▶ [PROBLEM TO WORK ON]: Below are some entries; can you quote all of them exactly?

▶ [DATA RECORDS]:
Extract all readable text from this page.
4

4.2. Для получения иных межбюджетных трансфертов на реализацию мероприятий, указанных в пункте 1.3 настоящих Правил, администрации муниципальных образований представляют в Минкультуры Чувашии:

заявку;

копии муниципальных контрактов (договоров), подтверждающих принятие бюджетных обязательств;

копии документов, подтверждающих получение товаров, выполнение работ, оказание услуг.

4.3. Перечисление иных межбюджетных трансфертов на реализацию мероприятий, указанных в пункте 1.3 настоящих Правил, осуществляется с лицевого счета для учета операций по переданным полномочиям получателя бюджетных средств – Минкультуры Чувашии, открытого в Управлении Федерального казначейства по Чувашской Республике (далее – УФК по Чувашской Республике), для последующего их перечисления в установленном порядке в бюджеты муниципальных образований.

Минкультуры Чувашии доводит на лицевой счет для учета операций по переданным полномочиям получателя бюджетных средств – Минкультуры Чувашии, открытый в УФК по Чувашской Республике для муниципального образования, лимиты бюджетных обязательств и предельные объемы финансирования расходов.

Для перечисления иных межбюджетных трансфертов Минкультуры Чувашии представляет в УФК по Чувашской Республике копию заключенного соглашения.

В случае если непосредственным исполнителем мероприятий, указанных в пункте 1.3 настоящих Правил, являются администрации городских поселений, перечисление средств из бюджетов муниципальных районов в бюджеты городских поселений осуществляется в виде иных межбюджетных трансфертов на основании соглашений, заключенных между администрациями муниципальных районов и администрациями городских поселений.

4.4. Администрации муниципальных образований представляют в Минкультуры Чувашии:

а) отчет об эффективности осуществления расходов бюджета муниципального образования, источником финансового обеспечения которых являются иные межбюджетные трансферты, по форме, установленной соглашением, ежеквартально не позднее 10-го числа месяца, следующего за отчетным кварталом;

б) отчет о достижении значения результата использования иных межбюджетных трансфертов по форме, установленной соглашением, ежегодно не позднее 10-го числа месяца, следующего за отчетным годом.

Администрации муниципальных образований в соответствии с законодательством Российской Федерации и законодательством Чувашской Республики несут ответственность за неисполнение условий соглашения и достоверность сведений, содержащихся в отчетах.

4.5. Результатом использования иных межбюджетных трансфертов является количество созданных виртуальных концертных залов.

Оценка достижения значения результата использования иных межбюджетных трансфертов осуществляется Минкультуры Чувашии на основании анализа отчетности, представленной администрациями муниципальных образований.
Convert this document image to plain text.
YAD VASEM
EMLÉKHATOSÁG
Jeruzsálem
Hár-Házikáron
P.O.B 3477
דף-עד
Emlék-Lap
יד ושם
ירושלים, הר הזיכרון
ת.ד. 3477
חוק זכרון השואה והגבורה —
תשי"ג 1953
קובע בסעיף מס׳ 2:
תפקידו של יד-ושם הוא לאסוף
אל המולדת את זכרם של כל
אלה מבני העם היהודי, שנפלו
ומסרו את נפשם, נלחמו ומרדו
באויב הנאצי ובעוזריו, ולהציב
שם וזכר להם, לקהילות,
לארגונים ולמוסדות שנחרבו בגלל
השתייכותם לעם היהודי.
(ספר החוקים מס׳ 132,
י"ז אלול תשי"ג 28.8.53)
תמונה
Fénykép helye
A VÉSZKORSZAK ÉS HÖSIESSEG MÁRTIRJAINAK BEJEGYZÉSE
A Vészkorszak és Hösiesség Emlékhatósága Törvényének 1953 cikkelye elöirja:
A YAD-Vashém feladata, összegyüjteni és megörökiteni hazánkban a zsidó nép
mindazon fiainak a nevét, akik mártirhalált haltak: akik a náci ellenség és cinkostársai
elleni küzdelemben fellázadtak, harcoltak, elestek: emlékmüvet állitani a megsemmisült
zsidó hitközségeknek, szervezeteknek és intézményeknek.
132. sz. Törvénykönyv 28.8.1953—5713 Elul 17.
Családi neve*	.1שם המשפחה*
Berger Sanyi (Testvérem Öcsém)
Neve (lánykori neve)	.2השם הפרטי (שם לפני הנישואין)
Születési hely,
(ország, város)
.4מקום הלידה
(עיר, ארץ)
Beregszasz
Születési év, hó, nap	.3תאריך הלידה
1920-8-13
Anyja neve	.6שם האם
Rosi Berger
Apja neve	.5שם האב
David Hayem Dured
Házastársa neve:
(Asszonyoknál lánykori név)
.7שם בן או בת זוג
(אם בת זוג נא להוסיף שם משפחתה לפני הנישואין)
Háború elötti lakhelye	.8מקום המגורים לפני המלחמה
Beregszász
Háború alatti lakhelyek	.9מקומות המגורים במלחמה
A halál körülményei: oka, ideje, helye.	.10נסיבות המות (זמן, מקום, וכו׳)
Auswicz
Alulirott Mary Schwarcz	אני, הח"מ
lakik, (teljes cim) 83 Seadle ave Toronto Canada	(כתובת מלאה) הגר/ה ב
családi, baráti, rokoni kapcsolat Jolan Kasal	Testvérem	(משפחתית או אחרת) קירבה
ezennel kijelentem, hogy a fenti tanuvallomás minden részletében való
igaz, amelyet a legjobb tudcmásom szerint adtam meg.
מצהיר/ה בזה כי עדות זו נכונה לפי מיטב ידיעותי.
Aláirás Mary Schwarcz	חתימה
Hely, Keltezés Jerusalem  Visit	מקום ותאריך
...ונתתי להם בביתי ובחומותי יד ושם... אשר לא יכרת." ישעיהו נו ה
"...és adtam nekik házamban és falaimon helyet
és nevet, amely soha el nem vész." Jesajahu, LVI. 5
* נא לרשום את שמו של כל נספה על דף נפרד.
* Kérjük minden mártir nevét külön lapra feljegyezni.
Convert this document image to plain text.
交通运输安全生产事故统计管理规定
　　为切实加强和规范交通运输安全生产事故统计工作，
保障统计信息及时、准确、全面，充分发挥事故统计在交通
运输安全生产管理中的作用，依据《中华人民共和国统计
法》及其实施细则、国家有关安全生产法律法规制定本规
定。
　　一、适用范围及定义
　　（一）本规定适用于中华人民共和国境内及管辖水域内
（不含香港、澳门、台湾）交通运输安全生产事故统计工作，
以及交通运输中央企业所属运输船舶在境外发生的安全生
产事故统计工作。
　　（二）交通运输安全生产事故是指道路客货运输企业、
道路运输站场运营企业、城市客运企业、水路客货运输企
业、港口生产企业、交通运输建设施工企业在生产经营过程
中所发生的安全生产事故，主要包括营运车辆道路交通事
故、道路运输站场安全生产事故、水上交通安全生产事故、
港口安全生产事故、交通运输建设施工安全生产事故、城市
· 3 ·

▶ [EXERCISE OUTPUT]:
Extract all readable text from this page.
4

4.2. Для получения иных межбюджетных трансфертов на реализацию мероприятий, указанных в пункте 1.3 настоящих Правил, администрации муниципальных образований представляют в Минкультуры Чувашии:

заявку;

копии муниципальных контрактов (договоров), подтверждающих принятие бюджетных обязательств;

копии документов, подтверждающих получение товаров, выполнение работ, оказание услуг.

4.3. Перечисление иных межбюджетных трансфертов на реализацию мероприятий, указанных в пункте 1.3 настоящих Правил, осуществляется с лицевого счета для учета операций по переданным полномочиям получателя бюджетных средств – Минкультуры Чувашии, открытого в Управлении Федерального казначейства по Чувашской Республике (далее – УФК по Чувашской Республике), для последующего их перечисления в установленном порядке в бюджеты муниципальных образований.

Минкультуры Чувашии доводит на лицевой счет для учета операций по переданным полномочиям получателя бюджетных средств – Минкультуры Чувашии, открытый в УФК по Чувашской Республике для муниципального образования, лимиты бюджетных обязательств и предельные объемы финансирования расходов.

Для перечисления иных межбюджетных трансфертов Минкультуры Чувашии представляет в УФК по Чувашской Республике копию заключенного соглашения.

В случае если непосредственным исполнителем мероприятий, указанных в пункте 1.3 настоящих Правил, являются администрации городских поселений, перечисление средств из бюджетов муниципальных районов в бюджеты городских поселений осуществляется в виде иных межбюджетных трансфертов на основании соглашений, заключенных между администрациями муниципальных районов и администрациями городских поселений.

4.4. Администрации муниципальных образований представляют в Минкультуры Чувашии:

а) отчет об эффективности осуществления расходов бюджета муниципального образования, источником финансового обеспечения которых являются иные межбюджетные трансферты, по форме, установленной соглашением, ежеквартально не позднее 10-го числа месяца, следующего за отчетным кварталом;

б) отчет о достижении значения результата использования иных межбюджетных трансфертов по форме, установленной соглашением, ежегодно не позднее 10-го числа месяца, следующего за отчетным годом.

Администрации муниципальных образований в соответствии с законодательством Российской Федерации и законодательством Чувашской Республики несут ответственность за неисполнение условий соглашения и достоверность сведений, содержащихся в отчетах.

4.5. Результатом использования иных межбюджетных трансфертов является количество созданных виртуальных концертных залов.

Оценка достижения значения результата использования иных межбюджетных трансфертов осуществляется Минкультуры Чувашии на основании анализа отчетности, представленной администрациями муниципальных образований.
Convert this document image to plain text.
YAD VASEM
EMLÉKHATOSÁG
Jeruzsálem
Hár-Házikáron
P.O.B 3477
דף-עד
Emlék-Lap
יד ושם
ירושלים, הר הזיכרון
ת.ד. 3477
חוק זכרון השואה והגבורה —
תשי"ג 1953
קובע בסעיף מס׳ 2:
תפקידו של יד-ושם הוא לאסוף
אל המולדת את זכרם של כל
אלה מבני העם היהודי, שנפלו
ומסרו את נפשם, נלחמו ומרדו
באויב הנאצי ובעוזריו, ולהציב
שם וזכר להם, לקהילות,
לארגונים ולמוסדות שנחרבו בגלל
השתייכותם לעם היהודי.
(ספר החוקים מס׳ 132,
י"ז אלול תשי"ג 28.8.53)
תמונה
Fénykép helye
A VÉSZKORSZAK ÉS HÖSIESSEG MÁRTIRJAINAK BEJEGYZÉSE
A Vészkorszak és Hösiesség Emlékhatósága Törvényének 1953 cikkelye elöirja:
A YAD-Vashém feladata, összegyüjteni és megörökiteni hazánkban a zsidó nép
mindazon fiainak a nevét, akik mártirhalált haltak: akik a náci ellenség és cinkostársai
elleni küzdelemben fellázadtak, harcoltak, elestek: emlékmüvet állitani a megsemmisült
zsidó hitközségeknek, szervezeteknek és intézményeknek.
132. sz. Törvénykönyv 28.8.1953—5713 Elul 17.
Családi neve*	.1שם המשפחה*
Berger Sanyi (Testvérem Öcsém)
Neve (lánykori neve)	.2השם הפרטי (שם לפני הנישואין)
Születési hely,
(ország, város)
.4מקום הלידה
(עיר, ארץ)
Beregszasz
Születési év, hó, nap	.3תאריך הלידה
1920-8-13
Anyja neve	.6שם האם
Rosi Berger
Apja neve	.5שם האב
David Hayem Dured
Házastársa neve:
(Asszonyoknál lánykori név)
.7שם בן או בת זוג
(אם בת זוג נא להוסיף שם משפחתה לפני הנישואין)
Háború elötti lakhelye	.8מקום המגורים לפני המלחמה
Beregszász
Háború alatti lakhelyek	.9מקומות המגורים במלחמה
A halál körülményei: oka, ideje, helye.	.10נסיבות המות (זמן, מקום, וכו׳)
Auswicz
Alulirott Mary Schwarcz	אני, הח"מ
lakik, (teljes cim) 83 Seadle ave Toronto Canada	(כתובת מלאה) הגר/ה ב
családi, baráti, rokoni kapcsolat Jolan Kasal	Testvérem	(משפחתית או אחרת) קירבה
ezennel kijelentem, hogy a fenti tanuvallomás minden részletében való
igaz, amelyet a legjobb tudcmásom szerint adtam meg.
מצהיר/ה בזה כי עדות זו נכונה לפי מיטב ידיעותי.
Aláirás Mary Schwarcz	חתימה
Hely, Keltezés Jerusalem  Visit	מקום ותאריך
...ונתתי להם בביתי ובחומותי יד ושם... אשר לא יכרת." ישעיהו נו ה
"...és adtam nekik házamban és falaimon helyet
és nevet, amely soha el nem vész." Jesajahu, LVI. 5
* נא לרשום את שמו של כל נספה על דף נפרד.
* Kérjük minden mártir nevét külön lapra feljegyezni.
Convert this document image to plain text.
交通运输安全生产事故统计管理规定
　　为切实加强和规范交通运输安全生产事故统计工作，
保障统计信息及时、准确、全面，充分发挥事故统计在交通
运输安全生产管理中的作用，依据《中华人民共和国统计
法》及其实施细则、国家有关安全生产法律法规制定本规
定。
　　一、适用范围及定义
　　（一）本规定适用于中华人民共和国境内及管辖水域内
（不含香港、澳门、台湾）交通运输安全生产事故统计工作，
以及交通运输中央企业所属运输船舶在境外发生的安全生
产事故统计工作。
　　（二）交通运输安全生产事故是指道路客货运输企业、
道路运输站场运营企业、城市客运企业、水路客货运输企
业、港口生产企业、交通运输建设施工企业在生产经营过程
中所发生的安全生产事故，主要包括营运车辆道路交通事
故、道路运输站场安全生产事故、水上交通安全生产事故、
港口安全生产事故、交通运输建设施工安全生产事故、城市
· 3 ·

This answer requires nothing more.